- _Problem requirements_
Wherever the word "root" appears in the entries, copy the whole line.

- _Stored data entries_
-- -- --
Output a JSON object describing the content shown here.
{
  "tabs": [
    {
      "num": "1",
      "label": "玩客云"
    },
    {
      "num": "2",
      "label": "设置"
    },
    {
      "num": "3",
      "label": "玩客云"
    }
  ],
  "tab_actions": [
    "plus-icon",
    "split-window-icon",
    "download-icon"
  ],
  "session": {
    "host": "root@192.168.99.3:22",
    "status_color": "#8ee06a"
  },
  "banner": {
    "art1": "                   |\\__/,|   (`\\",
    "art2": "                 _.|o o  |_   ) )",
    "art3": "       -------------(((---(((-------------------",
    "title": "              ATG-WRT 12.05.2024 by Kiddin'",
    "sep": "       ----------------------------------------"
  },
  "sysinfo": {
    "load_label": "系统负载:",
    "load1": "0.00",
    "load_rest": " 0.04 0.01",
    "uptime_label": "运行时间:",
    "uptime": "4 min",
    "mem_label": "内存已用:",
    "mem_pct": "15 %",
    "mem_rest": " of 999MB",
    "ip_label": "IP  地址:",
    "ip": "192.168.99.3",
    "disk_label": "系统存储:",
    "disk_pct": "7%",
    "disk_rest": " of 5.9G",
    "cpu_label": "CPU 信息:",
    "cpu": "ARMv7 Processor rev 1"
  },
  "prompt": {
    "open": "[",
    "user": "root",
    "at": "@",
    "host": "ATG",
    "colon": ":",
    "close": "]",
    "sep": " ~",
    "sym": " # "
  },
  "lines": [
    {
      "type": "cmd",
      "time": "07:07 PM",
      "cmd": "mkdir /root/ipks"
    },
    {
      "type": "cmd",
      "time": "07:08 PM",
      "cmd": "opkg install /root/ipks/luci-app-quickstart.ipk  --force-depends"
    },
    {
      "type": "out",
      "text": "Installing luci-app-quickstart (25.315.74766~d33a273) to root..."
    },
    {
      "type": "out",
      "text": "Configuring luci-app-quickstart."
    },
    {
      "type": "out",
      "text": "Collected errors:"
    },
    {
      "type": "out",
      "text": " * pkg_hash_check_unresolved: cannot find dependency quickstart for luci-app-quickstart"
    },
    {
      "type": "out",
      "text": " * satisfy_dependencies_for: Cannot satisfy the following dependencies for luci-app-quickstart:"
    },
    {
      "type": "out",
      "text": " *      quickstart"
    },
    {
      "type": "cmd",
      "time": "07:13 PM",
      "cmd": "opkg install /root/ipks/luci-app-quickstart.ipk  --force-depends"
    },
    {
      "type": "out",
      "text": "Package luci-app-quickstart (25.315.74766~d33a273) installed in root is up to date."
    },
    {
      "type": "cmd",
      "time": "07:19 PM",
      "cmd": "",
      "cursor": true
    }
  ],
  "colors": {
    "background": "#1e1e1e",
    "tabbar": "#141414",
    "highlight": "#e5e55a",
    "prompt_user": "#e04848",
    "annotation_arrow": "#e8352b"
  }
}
-- -- --
- _Result for this task_
    "host": "root@192.168.99.3:22",
    "user": "root",
      "cmd": "mkdir /root/ipks"
      "cmd": "opkg install /root/ipks/luci-app-quickstart.ipk  --force-depends"
      "text": "Installing luci-app-quickstart (25.315.74766~d33a273) to root..."
      "cmd": "opkg install /root/ipks/luci-app-quickstart.ipk  --force-depends"
      "text": "Package luci-app-quickstart (25.315.74766~d33a273) installed in root is up to date."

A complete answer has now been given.